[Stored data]
— BEGIN —

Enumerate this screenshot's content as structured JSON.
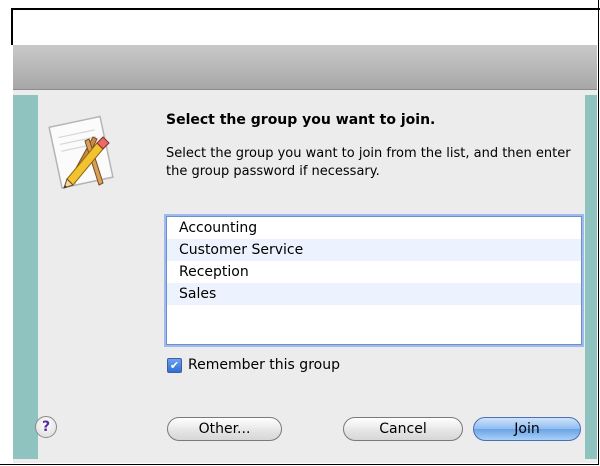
{
  "dialog": {
    "heading": "Select the group you want to join.",
    "description": "Select the group you want to join from the list, and then enter the group password if necessary.",
    "groups": [
      "Accounting",
      "Customer Service",
      "Reception",
      "Sales",
      ""
    ],
    "remember_checked": true,
    "remember_label": "Remember this group",
    "buttons": {
      "help": "?",
      "other": "Other...",
      "cancel": "Cancel",
      "join": "Join"
    }
  },
  "icons": {
    "app": "text-edit-pencil-icon",
    "help": "help-question-icon",
    "check": "checkmark-icon"
  },
  "colors": {
    "accent_strip": "#8fc3bf",
    "selection_blue": "#9dbbf0",
    "default_button": "#6aa3e6"
  }
}
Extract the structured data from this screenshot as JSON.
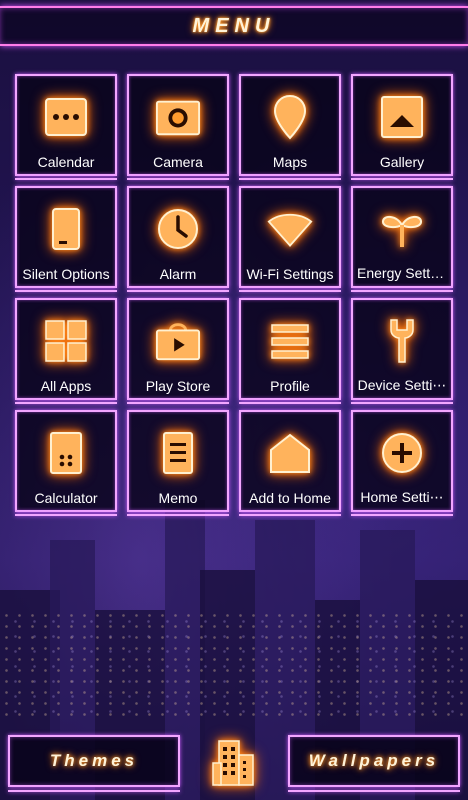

— END —

The request
Transcribe the records above exactly, omitting every picture they contain.

Answer to this problem
Enumerate this screenshot's content as structured JSON.
{
  "dialog": {
    "heading": "Select the group you want to join.",
    "description": "Select the group you want to join from the list, and then enter the group password if necessary.",
    "groups": [
      "Accounting",
      "Customer Service",
      "Reception",
      "Sales",
      ""
    ],
    "remember_checked": true,
    "remember_label": "Remember this group",
    "buttons": {
      "help": "?",
      "other": "Other...",
      "cancel": "Cancel",
      "join": "Join"
    }
  },
  "icons": {
    "app": "text-edit-pencil-icon",
    "help": "help-question-icon",
    "check": "checkmark-icon"
  },
  "colors": {
    "accent_strip": "#8fc3bf",
    "selection_blue": "#9dbbf0",
    "default_button": "#6aa3e6"
  }
}
Extract the structured data from this screenshot as JSON.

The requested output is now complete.